§ **WHAT YOU NEED TO DO**:
Using the data below, repeat all of it precisely.

§ **Stored records**:
>> START
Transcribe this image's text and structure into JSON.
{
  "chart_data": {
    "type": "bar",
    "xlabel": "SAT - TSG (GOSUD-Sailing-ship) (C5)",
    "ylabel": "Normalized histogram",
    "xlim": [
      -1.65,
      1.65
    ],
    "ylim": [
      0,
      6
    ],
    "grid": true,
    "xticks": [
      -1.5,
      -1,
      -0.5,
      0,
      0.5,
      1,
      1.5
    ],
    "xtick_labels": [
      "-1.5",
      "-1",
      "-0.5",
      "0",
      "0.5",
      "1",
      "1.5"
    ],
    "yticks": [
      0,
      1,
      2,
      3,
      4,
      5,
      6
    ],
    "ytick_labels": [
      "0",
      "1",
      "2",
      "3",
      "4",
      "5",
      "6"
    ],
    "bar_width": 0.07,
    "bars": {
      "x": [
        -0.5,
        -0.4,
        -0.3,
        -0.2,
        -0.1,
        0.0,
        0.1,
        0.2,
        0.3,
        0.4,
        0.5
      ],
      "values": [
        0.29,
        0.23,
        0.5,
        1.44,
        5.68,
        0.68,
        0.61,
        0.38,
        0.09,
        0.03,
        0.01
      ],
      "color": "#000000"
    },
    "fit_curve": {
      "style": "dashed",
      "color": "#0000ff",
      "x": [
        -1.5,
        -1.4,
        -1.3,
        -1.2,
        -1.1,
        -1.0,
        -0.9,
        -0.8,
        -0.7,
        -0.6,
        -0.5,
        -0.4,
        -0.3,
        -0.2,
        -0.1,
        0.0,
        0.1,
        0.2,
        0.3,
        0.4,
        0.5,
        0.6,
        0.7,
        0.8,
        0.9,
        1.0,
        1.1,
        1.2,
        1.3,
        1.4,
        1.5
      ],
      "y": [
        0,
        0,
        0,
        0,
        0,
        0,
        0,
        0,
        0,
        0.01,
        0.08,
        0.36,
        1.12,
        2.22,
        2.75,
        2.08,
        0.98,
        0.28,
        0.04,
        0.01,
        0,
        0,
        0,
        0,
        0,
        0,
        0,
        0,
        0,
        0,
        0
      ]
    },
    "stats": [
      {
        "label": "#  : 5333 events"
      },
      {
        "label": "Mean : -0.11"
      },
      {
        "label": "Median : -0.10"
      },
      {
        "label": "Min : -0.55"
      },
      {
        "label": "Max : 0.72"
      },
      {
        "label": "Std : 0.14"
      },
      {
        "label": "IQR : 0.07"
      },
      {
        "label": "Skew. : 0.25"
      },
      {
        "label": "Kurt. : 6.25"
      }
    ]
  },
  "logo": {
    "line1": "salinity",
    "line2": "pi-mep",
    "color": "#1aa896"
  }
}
>> END
§ **FINISHED TASK**:
Transcribe this image's text and structure into JSON.
{
  "chart_data": {
    "type": "bar",
    "xlabel": "SAT - TSG (GOSUD-Sailing-ship) (C5)",
    "ylabel": "Normalized histogram",
    "xlim": [
      -1.65,
      1.65
    ],
    "ylim": [
      0,
      6
    ],
    "grid": true,
    "xticks": [
      -1.5,
      -1,
      -0.5,
      0,
      0.5,
      1,
      1.5
    ],
    "xtick_labels": [
      "-1.5",
      "-1",
      "-0.5",
      "0",
      "0.5",
      "1",
      "1.5"
    ],
    "yticks": [
      0,
      1,
      2,
      3,
      4,
      5,
      6
    ],
    "ytick_labels": [
      "0",
      "1",
      "2",
      "3",
      "4",
      "5",
      "6"
    ],
    "bar_width": 0.07,
    "bars": {
      "x": [
        -0.5,
        -0.4,
        -0.3,
        -0.2,
        -0.1,
        0.0,
        0.1,
        0.2,
        0.3,
        0.4,
        0.5
      ],
      "values": [
        0.29,
        0.23,
        0.5,
        1.44,
        5.68,
        0.68,
        0.61,
        0.38,
        0.09,
        0.03,
        0.01
      ],
      "color": "#000000"
    },
    "fit_curve": {
      "style": "dashed",
      "color": "#0000ff",
      "x": [
        -1.5,
        -1.4,
        -1.3,
        -1.2,
        -1.1,
        -1.0,
        -0.9,
        -0.8,
        -0.7,
        -0.6,
        -0.5,
        -0.4,
        -0.3,
        -0.2,
        -0.1,
        0.0,
        0.1,
        0.2,
        0.3,
        0.4,
        0.5,
        0.6,
        0.7,
        0.8,
        0.9,
        1.0,
        1.1,
        1.2,
        1.3,
        1.4,
        1.5
      ],
      "y": [
        0,
        0,
        0,
        0,
        0,
        0,
        0,
        0,
        0,
        0.01,
        0.08,
        0.36,
        1.12,
        2.22,
        2.75,
        2.08,
        0.98,
        0.28,
        0.04,
        0.01,
        0,
        0,
        0,
        0,
        0,
        0,
        0,
        0,
        0,
        0,
        0
      ]
    },
    "stats": [
      {
        "label": "#  : 5333 events"
      },
      {
        "label": "Mean : -0.11"
      },
      {
        "label": "Median : -0.10"
      },
      {
        "label": "Min : -0.55"
      },
      {
        "label": "Max : 0.72"
      },
      {
        "label": "Std : 0.14"
      },
      {
        "label": "IQR : 0.07"
      },
      {
        "label": "Skew. : 0.25"
      },
      {
        "label": "Kurt. : 6.25"
      }
    ]
  },
  "logo": {
    "line1": "salinity",
    "line2": "pi-mep",
    "color": "#1aa896"
  }
}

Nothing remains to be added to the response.